=== The problem ===
Make an exact copy of all the material below, apart from the pictures.

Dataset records
[start]

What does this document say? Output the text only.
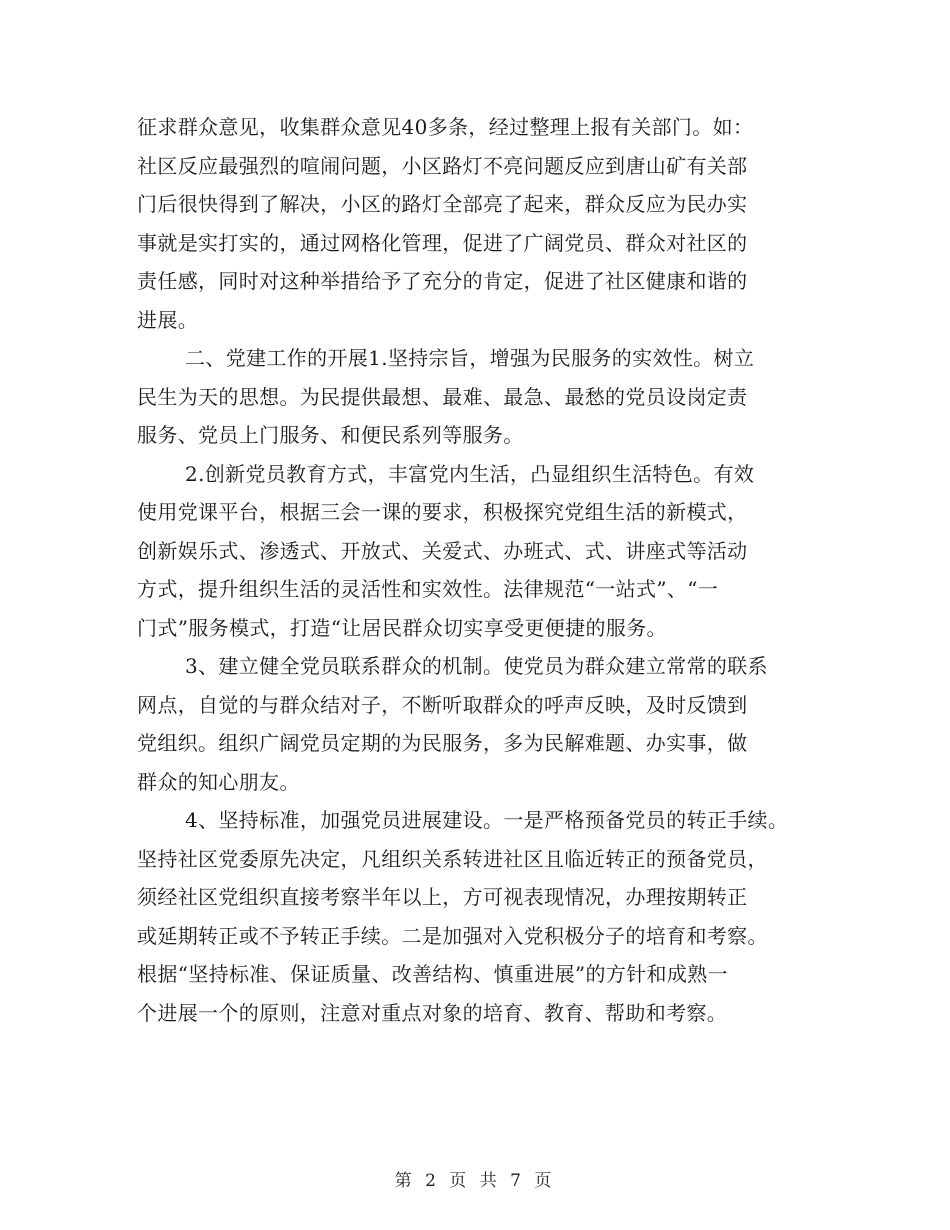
征求群众意见，收集群众意见40多条，经过整理上报有关部门。如：
社区反应最强烈的喧闹问题，小区路灯不亮问题反应到唐山矿有关部
门后很快得到了解决，小区的路灯全部亮了起来，群众反应为民办实
事就是实打实的，通过网格化管理，促进了广阔党员、群众对社区的
责任感，同时对这种举措给予了充分的肯定，促进了社区健康和谐的
进展。
二、党建工作的开展1.坚持宗旨，增强为民服务的实效性。树立
民生为天的思想。为民提供最想、最难、最急、最愁的党员设岗定责
服务、党员上门服务、和便民系列等服务。
2.创新党员教育方式，丰富党内生活，凸显组织生活特色。有效
使用党课平台，根据三会一课的要求，积极探究党组生活的新模式，
创新娱乐式、渗透式、开放式、关爱式、办班式、式、讲座式等活动
方式，提升组织生活的灵活性和实效性。法律规范“一站式”、“一
门式”服务模式，打造“让居民群众切实享受更便捷的服务。
3、建立健全党员联系群众的机制。使党员为群众建立常常的联系
网点，自觉的与群众结对子，不断听取群众的呼声反映，及时反馈到
党组织。组织广阔党员定期的为民服务，多为民解难题、办实事，做
群众的知心朋友。
4、坚持标准，加强党员进展建设。一是严格预备党员的转正手续。
坚持社区党委原先决定，凡组织关系转进社区且临近转正的预备党员，
须经社区党组织直接考察半年以上，方可视表现情况，办理按期转正
或延期转正或不予转正手续。二是加强对入党积极分子的培育和考察。
根据“坚持标准、保证质量、改善结构、慎重进展”的方针和成熟一
个进展一个的原则，注意对重点对象的培育、教育、帮助和考察。
第 2 页 共 7 页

[end]

=== Exercise answer ===
What does this document say? Output the text only.
征求群众意见，收集群众意见40多条，经过整理上报有关部门。如：
社区反应最强烈的喧闹问题，小区路灯不亮问题反应到唐山矿有关部
门后很快得到了解决，小区的路灯全部亮了起来，群众反应为民办实
事就是实打实的，通过网格化管理，促进了广阔党员、群众对社区的
责任感，同时对这种举措给予了充分的肯定，促进了社区健康和谐的
进展。
二、党建工作的开展1.坚持宗旨，增强为民服务的实效性。树立
民生为天的思想。为民提供最想、最难、最急、最愁的党员设岗定责
服务、党员上门服务、和便民系列等服务。
2.创新党员教育方式，丰富党内生活，凸显组织生活特色。有效
使用党课平台，根据三会一课的要求，积极探究党组生活的新模式，
创新娱乐式、渗透式、开放式、关爱式、办班式、式、讲座式等活动
方式，提升组织生活的灵活性和实效性。法律规范“一站式”、“一
门式”服务模式，打造“让居民群众切实享受更便捷的服务。
3、建立健全党员联系群众的机制。使党员为群众建立常常的联系
网点，自觉的与群众结对子，不断听取群众的呼声反映，及时反馈到
党组织。组织广阔党员定期的为民服务，多为民解难题、办实事，做
群众的知心朋友。
4、坚持标准，加强党员进展建设。一是严格预备党员的转正手续。
坚持社区党委原先决定，凡组织关系转进社区且临近转正的预备党员，
须经社区党组织直接考察半年以上，方可视表现情况，办理按期转正
或延期转正或不予转正手续。二是加强对入党积极分子的培育和考察。
根据“坚持标准、保证质量、改善结构、慎重进展”的方针和成熟一
个进展一个的原则，注意对重点对象的培育、教育、帮助和考察。
第 2 页 共 7 页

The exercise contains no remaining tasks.